* [Direction] Write out the listing exactly as it is given.
--- Begin Material for this task ---
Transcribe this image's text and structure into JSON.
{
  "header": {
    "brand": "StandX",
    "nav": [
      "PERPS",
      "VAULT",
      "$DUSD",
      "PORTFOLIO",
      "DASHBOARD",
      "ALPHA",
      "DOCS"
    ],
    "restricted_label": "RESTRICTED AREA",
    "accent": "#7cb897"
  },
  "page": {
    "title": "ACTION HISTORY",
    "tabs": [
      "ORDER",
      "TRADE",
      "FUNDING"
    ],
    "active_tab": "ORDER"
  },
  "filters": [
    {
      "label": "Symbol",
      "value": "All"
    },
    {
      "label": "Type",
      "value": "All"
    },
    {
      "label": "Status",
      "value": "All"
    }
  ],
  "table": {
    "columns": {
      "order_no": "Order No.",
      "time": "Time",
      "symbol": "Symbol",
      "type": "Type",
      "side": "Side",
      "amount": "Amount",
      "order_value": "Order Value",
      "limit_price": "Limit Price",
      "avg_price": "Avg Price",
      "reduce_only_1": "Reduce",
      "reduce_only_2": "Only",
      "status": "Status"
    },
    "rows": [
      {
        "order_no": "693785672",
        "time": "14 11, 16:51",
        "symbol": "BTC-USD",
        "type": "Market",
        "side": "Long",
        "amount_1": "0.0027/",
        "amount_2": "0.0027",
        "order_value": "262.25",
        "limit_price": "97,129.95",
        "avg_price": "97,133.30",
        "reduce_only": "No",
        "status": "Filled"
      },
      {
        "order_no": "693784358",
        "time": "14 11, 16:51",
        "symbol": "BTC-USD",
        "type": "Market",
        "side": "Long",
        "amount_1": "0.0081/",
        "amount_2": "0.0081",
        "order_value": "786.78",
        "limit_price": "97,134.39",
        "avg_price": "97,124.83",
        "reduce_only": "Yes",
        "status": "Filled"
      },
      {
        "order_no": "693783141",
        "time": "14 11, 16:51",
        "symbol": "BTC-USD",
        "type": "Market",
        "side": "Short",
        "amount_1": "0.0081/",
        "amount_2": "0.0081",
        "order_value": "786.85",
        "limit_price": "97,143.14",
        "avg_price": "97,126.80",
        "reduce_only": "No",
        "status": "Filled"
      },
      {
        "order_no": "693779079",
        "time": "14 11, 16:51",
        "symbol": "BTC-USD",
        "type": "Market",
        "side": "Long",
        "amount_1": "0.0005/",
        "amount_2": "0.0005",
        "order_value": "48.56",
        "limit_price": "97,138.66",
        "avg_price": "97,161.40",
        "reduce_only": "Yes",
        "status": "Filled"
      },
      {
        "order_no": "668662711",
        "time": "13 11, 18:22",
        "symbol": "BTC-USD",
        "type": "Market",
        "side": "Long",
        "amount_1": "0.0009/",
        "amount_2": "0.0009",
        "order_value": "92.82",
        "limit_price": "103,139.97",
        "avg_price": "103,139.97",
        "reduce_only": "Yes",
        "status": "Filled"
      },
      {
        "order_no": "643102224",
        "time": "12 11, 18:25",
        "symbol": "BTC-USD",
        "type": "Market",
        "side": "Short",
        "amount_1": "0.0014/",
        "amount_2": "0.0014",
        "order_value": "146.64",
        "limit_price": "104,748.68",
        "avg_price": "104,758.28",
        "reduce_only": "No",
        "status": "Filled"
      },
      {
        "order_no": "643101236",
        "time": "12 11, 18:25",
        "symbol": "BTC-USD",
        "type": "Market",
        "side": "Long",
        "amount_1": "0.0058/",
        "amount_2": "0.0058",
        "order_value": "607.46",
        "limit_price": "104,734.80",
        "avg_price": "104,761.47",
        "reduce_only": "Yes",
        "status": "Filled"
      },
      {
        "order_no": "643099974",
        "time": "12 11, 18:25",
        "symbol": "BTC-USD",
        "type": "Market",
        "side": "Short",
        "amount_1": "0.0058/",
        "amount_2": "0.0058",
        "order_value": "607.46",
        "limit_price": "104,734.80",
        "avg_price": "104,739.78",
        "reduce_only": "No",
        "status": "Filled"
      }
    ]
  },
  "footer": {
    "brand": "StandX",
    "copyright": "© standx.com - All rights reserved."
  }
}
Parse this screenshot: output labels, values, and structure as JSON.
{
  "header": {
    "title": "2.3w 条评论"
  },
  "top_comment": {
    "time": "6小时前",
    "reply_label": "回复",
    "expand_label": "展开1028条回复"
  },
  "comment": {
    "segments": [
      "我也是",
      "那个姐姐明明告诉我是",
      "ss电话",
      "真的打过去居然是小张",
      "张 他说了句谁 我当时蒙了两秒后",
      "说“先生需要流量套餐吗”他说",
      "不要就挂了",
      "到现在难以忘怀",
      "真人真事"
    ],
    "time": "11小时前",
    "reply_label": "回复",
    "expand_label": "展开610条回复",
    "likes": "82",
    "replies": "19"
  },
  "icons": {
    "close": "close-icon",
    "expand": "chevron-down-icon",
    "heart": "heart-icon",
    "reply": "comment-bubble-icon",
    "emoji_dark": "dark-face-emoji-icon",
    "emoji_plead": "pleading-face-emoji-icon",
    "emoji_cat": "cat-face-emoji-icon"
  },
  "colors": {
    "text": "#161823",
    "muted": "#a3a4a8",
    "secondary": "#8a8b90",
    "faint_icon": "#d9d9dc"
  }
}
--- End Material for this task ---
* [Correct response]
Transcribe this image's text and structure into JSON.
{
  "header": {
    "brand": "StandX",
    "nav": [
      "PERPS",
      "VAULT",
      "$DUSD",
      "PORTFOLIO",
      "DASHBOARD",
      "ALPHA",
      "DOCS"
    ],
    "restricted_label": "RESTRICTED AREA",
    "accent": "#7cb897"
  },
  "page": {
    "title": "ACTION HISTORY",
    "tabs": [
      "ORDER",
      "TRADE",
      "FUNDING"
    ],
    "active_tab": "ORDER"
  },
  "filters": [
    {
      "label": "Symbol",
      "value": "All"
    },
    {
      "label": "Type",
      "value": "All"
    },
    {
      "label": "Status",
      "value": "All"
    }
  ],
  "table": {
    "columns": {
      "order_no": "Order No.",
      "time": "Time",
      "symbol": "Symbol",
      "type": "Type",
      "side": "Side",
      "amount": "Amount",
      "order_value": "Order Value",
      "limit_price": "Limit Price",
      "avg_price": "Avg Price",
      "reduce_only_1": "Reduce",
      "reduce_only_2": "Only",
      "status": "Status"
    },
    "rows": [
      {
        "order_no": "693785672",
        "time": "14 11, 16:51",
        "symbol": "BTC-USD",
        "type": "Market",
        "side": "Long",
        "amount_1": "0.0027/",
        "amount_2": "0.0027",
        "order_value": "262.25",
        "limit_price": "97,129.95",
        "avg_price": "97,133.30",
        "reduce_only": "No",
        "status": "Filled"
      },
      {
        "order_no": "693784358",
        "time": "14 11, 16:51",
        "symbol": "BTC-USD",
        "type": "Market",
        "side": "Long",
        "amount_1": "0.0081/",
        "amount_2": "0.0081",
        "order_value": "786.78",
        "limit_price": "97,134.39",
        "avg_price": "97,124.83",
        "reduce_only": "Yes",
        "status": "Filled"
      },
      {
        "order_no": "693783141",
        "time": "14 11, 16:51",
        "symbol": "BTC-USD",
        "type": "Market",
        "side": "Short",
        "amount_1": "0.0081/",
        "amount_2": "0.0081",
        "order_value": "786.85",
        "limit_price": "97,143.14",
        "avg_price": "97,126.80",
        "reduce_only": "No",
        "status": "Filled"
      },
      {
        "order_no": "693779079",
        "time": "14 11, 16:51",
        "symbol": "BTC-USD",
        "type": "Market",
        "side": "Long",
        "amount_1": "0.0005/",
        "amount_2": "0.0005",
        "order_value": "48.56",
        "limit_price": "97,138.66",
        "avg_price": "97,161.40",
        "reduce_only": "Yes",
        "status": "Filled"
      },
      {
        "order_no": "668662711",
        "time": "13 11, 18:22",
        "symbol": "BTC-USD",
        "type": "Market",
        "side": "Long",
        "amount_1": "0.0009/",
        "amount_2": "0.0009",
        "order_value": "92.82",
        "limit_price": "103,139.97",
        "avg_price": "103,139.97",
        "reduce_only": "Yes",
        "status": "Filled"
      },
      {
        "order_no": "643102224",
        "time": "12 11, 18:25",
        "symbol": "BTC-USD",
        "type": "Market",
        "side": "Short",
        "amount_1": "0.0014/",
        "amount_2": "0.0014",
        "order_value": "146.64",
        "limit_price": "104,748.68",
        "avg_price": "104,758.28",
        "reduce_only": "No",
        "status": "Filled"
      },
      {
        "order_no": "643101236",
        "time": "12 11, 18:25",
        "symbol": "BTC-USD",
        "type": "Market",
        "side": "Long",
        "amount_1": "0.0058/",
        "amount_2": "0.0058",
        "order_value": "607.46",
        "limit_price": "104,734.80",
        "avg_price": "104,761.47",
        "reduce_only": "Yes",
        "status": "Filled"
      },
      {
        "order_no": "643099974",
        "time": "12 11, 18:25",
        "symbol": "BTC-USD",
        "type": "Market",
        "side": "Short",
        "amount_1": "0.0058/",
        "amount_2": "0.0058",
        "order_value": "607.46",
        "limit_price": "104,734.80",
        "avg_price": "104,739.78",
        "reduce_only": "No",
        "status": "Filled"
      }
    ]
  },
  "footer": {
    "brand": "StandX",
    "copyright": "© standx.com - All rights reserved."
  }
}
Parse this screenshot: output labels, values, and structure as JSON.
{
  "header": {
    "title": "2.3w 条评论"
  },
  "top_comment": {
    "time": "6小时前",
    "reply_label": "回复",
    "expand_label": "展开1028条回复"
  },
  "comment": {
    "segments": [
      "我也是",
      "那个姐姐明明告诉我是",
      "ss电话",
      "真的打过去居然是小张",
      "张 他说了句谁 我当时蒙了两秒后",
      "说“先生需要流量套餐吗”他说",
      "不要就挂了",
      "到现在难以忘怀",
      "真人真事"
    ],
    "time": "11小时前",
    "reply_label": "回复",
    "expand_label": "展开610条回复",
    "likes": "82",
    "replies": "19"
  },
  "icons": {
    "close": "close-icon",
    "expand": "chevron-down-icon",
    "heart": "heart-icon",
    "reply": "comment-bubble-icon",
    "emoji_dark": "dark-face-emoji-icon",
    "emoji_plead": "pleading-face-emoji-icon",
    "emoji_cat": "cat-face-emoji-icon"
  },
  "colors": {
    "text": "#161823",
    "muted": "#a3a4a8",
    "secondary": "#8a8b90",
    "faint_icon": "#d9d9dc"
  }
}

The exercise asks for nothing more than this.